───── DATASET EXCERPTS

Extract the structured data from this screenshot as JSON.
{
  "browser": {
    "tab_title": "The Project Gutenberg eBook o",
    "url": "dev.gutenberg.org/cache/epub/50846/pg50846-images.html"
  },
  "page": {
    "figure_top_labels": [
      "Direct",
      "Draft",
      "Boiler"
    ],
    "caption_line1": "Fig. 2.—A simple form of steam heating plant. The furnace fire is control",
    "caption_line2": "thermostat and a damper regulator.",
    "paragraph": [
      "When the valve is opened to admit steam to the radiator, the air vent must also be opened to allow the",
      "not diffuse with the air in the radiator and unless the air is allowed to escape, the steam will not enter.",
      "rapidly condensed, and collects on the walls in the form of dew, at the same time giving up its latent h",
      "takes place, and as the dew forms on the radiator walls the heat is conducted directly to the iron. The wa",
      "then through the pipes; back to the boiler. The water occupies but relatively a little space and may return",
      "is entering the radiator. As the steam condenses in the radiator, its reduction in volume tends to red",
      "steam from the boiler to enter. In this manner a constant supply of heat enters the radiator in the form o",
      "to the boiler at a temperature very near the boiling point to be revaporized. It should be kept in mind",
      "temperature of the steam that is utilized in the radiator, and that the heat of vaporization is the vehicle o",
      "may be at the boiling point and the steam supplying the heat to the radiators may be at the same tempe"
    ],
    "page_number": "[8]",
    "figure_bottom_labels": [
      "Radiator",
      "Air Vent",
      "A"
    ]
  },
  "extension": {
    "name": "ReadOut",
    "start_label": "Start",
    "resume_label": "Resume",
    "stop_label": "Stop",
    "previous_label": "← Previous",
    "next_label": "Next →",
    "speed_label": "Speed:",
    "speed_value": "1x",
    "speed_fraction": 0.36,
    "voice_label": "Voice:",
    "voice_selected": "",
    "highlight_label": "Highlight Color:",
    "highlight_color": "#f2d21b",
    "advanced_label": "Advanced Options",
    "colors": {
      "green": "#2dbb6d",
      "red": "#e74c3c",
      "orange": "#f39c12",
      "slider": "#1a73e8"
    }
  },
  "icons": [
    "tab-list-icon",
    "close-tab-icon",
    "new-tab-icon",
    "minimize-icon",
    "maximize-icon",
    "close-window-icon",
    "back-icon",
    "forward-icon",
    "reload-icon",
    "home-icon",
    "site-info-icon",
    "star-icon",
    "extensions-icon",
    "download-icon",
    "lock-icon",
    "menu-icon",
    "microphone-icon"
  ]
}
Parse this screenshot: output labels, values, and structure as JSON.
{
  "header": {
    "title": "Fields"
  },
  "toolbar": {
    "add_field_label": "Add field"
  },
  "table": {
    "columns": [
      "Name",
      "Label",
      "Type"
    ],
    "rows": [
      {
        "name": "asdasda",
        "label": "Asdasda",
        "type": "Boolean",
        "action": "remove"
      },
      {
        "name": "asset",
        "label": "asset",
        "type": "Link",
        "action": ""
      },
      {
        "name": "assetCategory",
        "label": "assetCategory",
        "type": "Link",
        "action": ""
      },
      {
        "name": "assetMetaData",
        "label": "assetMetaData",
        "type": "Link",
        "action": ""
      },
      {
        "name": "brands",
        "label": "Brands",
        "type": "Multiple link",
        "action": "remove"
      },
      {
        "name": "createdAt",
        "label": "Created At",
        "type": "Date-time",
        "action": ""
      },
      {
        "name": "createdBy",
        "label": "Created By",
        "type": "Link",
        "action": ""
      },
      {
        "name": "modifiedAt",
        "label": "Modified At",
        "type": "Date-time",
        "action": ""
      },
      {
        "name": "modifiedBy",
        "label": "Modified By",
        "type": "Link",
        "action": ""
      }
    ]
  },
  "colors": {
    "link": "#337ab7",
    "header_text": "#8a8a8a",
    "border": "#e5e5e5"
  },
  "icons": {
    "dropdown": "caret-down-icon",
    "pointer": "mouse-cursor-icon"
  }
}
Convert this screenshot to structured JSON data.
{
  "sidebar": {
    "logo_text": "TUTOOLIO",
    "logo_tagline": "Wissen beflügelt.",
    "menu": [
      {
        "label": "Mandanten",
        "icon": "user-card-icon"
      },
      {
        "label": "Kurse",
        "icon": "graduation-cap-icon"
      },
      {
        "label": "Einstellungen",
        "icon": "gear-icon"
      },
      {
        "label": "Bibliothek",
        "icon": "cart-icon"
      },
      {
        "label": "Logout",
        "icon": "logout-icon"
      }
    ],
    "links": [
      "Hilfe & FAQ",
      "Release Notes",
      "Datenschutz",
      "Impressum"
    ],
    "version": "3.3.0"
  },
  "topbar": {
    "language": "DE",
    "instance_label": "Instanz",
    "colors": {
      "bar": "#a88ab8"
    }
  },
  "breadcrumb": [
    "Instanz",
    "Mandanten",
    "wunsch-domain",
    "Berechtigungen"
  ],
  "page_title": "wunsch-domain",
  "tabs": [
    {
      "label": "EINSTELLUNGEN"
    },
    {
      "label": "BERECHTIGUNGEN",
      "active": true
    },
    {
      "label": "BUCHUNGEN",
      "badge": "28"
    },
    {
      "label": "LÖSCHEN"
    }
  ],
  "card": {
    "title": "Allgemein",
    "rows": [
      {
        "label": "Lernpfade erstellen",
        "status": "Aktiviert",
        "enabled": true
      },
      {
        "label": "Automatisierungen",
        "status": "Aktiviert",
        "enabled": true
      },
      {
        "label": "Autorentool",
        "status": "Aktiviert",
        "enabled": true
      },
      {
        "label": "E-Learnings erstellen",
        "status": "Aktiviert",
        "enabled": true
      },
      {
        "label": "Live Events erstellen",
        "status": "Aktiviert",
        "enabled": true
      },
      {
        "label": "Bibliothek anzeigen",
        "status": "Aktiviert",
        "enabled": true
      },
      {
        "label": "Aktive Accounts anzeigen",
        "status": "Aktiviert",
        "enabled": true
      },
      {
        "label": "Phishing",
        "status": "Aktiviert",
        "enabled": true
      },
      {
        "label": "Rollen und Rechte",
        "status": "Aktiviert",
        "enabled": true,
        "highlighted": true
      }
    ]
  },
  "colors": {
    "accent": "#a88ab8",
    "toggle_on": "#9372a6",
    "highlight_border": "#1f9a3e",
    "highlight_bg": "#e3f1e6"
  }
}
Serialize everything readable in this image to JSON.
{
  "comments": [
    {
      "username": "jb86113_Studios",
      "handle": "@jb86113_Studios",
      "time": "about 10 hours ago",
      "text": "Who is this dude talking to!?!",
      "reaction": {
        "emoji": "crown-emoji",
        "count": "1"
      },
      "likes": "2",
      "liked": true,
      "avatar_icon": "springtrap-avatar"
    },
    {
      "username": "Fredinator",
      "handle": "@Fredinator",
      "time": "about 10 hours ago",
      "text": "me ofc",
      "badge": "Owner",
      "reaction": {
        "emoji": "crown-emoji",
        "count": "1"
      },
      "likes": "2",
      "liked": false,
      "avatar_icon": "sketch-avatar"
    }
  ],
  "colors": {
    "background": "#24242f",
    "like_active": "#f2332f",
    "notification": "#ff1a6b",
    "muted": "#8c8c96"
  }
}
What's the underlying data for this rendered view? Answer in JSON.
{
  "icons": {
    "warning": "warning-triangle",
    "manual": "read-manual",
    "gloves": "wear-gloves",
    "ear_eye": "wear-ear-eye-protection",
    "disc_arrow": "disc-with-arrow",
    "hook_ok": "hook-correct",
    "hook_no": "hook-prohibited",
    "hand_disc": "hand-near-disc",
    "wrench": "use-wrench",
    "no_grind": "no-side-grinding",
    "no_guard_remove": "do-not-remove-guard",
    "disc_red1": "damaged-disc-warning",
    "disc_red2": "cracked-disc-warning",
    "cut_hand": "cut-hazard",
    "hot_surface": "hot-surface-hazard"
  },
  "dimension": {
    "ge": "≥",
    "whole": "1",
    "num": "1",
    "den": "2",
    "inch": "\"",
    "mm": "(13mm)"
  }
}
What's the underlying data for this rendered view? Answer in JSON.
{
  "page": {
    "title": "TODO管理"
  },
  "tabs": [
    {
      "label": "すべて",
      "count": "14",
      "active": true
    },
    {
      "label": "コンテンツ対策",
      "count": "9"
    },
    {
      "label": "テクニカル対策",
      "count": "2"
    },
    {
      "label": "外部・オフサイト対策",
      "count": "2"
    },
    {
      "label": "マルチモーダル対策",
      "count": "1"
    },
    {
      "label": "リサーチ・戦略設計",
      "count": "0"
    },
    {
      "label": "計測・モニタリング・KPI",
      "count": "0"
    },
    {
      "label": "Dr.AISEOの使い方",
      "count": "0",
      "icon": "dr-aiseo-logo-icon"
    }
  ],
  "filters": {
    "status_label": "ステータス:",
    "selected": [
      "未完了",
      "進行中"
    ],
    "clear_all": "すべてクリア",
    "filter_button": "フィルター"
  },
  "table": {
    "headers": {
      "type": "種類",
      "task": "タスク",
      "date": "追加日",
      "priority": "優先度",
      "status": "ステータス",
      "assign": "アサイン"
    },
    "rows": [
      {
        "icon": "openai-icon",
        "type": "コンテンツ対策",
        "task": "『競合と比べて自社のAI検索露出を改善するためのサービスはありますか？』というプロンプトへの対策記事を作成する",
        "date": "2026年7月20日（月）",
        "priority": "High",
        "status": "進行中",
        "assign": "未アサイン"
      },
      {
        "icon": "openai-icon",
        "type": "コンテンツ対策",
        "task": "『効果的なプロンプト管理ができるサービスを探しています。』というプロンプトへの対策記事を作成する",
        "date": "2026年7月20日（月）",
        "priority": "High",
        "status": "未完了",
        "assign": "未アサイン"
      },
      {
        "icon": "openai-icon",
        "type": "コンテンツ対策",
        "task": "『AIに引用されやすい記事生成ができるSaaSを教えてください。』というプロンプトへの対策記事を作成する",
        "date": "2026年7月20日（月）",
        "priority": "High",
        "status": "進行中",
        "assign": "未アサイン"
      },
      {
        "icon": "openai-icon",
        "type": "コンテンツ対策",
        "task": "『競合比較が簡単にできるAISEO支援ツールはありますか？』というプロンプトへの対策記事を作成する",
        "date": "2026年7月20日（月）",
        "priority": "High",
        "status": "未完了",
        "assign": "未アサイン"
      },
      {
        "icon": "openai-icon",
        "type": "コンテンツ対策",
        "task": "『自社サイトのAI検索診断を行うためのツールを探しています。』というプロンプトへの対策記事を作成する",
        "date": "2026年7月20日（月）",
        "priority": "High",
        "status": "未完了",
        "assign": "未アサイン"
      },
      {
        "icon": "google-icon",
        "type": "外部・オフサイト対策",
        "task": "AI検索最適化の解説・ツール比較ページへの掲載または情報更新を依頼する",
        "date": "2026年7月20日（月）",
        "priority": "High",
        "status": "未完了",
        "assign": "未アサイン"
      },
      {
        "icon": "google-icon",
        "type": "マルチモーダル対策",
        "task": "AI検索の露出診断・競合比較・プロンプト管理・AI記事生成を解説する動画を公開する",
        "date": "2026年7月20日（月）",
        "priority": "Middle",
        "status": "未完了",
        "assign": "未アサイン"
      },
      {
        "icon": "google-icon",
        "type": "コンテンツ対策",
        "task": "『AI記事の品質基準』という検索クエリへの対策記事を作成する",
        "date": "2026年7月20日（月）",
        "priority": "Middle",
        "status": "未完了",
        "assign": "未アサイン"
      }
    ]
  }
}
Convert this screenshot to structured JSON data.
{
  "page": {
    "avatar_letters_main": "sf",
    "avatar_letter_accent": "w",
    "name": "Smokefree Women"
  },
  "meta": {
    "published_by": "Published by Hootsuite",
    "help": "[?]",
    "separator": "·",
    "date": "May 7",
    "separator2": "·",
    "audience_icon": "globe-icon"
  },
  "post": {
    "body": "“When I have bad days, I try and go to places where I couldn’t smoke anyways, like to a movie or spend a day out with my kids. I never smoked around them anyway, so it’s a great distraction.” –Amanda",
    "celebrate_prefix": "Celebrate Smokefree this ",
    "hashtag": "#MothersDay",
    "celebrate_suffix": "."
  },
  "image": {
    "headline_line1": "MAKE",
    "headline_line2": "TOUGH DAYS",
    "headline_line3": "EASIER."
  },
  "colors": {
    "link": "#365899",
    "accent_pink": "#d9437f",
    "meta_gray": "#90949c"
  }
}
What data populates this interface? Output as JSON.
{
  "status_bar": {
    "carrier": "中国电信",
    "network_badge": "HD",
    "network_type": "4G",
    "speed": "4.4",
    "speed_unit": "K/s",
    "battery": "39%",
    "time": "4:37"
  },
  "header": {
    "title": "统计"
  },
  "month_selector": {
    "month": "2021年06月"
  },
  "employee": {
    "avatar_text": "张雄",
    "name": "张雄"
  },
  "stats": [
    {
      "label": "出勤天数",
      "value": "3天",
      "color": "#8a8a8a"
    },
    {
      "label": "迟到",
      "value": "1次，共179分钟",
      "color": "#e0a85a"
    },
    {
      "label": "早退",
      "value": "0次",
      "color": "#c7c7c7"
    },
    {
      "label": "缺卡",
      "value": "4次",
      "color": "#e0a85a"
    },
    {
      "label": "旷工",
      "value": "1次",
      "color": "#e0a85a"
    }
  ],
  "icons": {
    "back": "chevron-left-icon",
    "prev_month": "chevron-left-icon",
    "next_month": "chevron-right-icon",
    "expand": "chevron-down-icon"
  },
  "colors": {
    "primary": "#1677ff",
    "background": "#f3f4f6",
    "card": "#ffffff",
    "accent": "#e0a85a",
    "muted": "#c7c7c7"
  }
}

──────────

Collect each line above holding the string "hook".

*WORKED ANSWER*
    "hook_ok": "hook-correct",
    "hook_no": "hook-prohibited",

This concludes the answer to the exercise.